**WORK REQUIRED**: Keep only the lines where "HILL" appears.

**INPUT MATERIAL**:
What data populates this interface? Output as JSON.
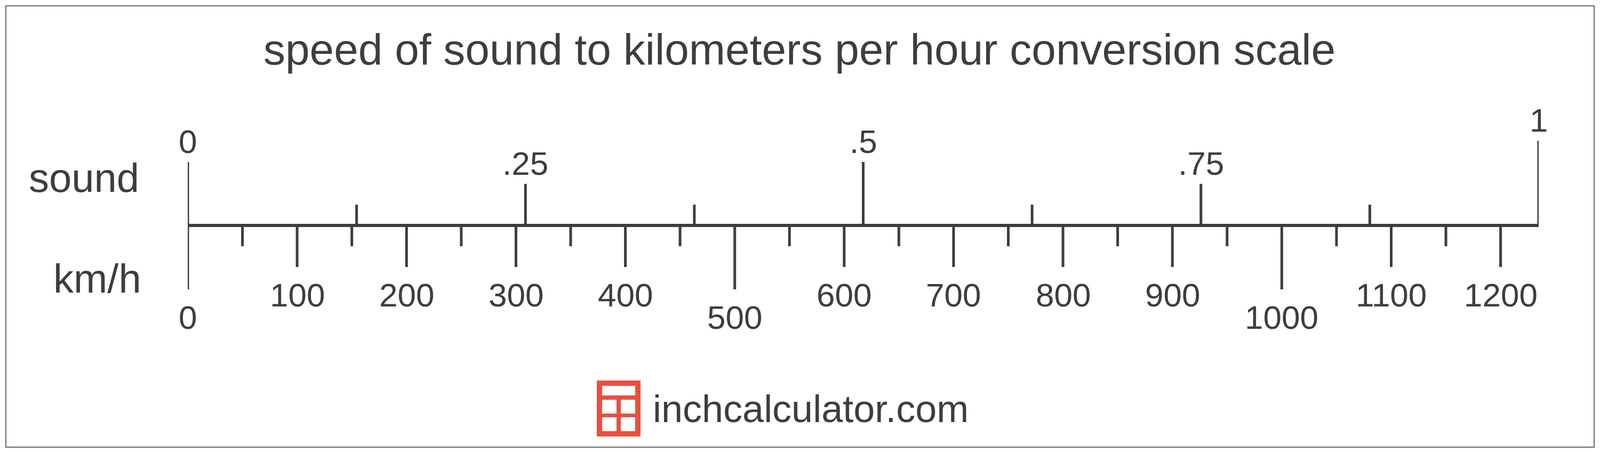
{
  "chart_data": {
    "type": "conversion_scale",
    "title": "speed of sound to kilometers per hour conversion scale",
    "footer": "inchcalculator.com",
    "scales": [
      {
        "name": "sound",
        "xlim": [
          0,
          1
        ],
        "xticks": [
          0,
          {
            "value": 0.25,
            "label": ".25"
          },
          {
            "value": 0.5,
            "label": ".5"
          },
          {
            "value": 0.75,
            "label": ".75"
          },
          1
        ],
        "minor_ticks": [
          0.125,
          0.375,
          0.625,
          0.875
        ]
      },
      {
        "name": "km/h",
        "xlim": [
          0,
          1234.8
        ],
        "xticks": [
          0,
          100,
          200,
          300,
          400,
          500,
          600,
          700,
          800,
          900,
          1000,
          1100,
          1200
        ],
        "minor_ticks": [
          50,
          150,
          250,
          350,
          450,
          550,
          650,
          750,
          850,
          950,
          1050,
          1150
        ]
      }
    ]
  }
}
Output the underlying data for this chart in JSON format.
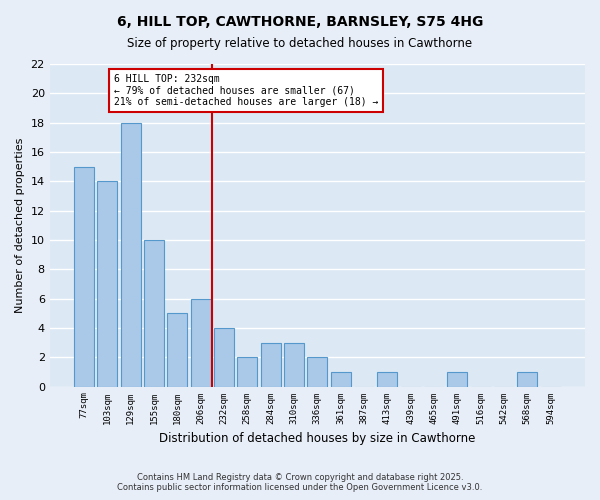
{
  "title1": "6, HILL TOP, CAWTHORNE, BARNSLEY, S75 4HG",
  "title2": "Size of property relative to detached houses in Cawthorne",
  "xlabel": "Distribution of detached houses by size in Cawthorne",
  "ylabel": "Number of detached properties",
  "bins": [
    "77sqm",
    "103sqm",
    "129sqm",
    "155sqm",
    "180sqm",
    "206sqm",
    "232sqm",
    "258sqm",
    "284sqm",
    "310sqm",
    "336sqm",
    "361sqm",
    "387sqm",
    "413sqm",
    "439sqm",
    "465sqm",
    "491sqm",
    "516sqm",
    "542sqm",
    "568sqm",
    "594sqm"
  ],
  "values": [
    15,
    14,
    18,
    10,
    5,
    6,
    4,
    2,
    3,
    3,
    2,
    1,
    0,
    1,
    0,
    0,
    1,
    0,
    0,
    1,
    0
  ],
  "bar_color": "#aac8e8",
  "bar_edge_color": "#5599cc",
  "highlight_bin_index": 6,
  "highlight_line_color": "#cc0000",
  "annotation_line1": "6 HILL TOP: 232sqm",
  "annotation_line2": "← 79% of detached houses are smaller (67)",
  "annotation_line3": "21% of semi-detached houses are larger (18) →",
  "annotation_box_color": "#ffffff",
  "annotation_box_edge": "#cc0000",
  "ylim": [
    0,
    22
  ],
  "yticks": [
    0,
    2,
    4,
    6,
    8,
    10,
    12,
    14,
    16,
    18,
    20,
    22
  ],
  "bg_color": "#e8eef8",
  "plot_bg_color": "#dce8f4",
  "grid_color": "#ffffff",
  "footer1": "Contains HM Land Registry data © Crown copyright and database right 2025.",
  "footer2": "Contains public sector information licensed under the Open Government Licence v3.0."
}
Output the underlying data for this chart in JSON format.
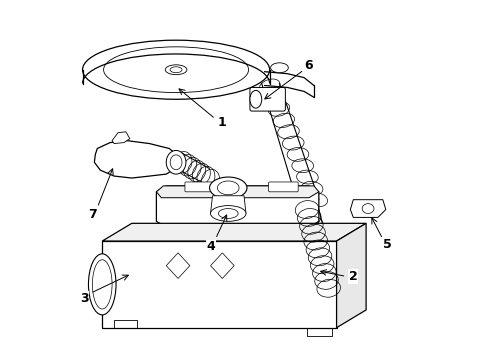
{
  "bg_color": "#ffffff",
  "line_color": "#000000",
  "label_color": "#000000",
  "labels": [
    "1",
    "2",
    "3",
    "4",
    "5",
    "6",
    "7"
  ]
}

**RESPONSE FOR THIS EXERCISE**:
  "title1": "6, HILL TOP, CAWTHORNE, BARNSLEY, S75 4HG",
  "annotation_line1": "6 HILL TOP: 232sqm",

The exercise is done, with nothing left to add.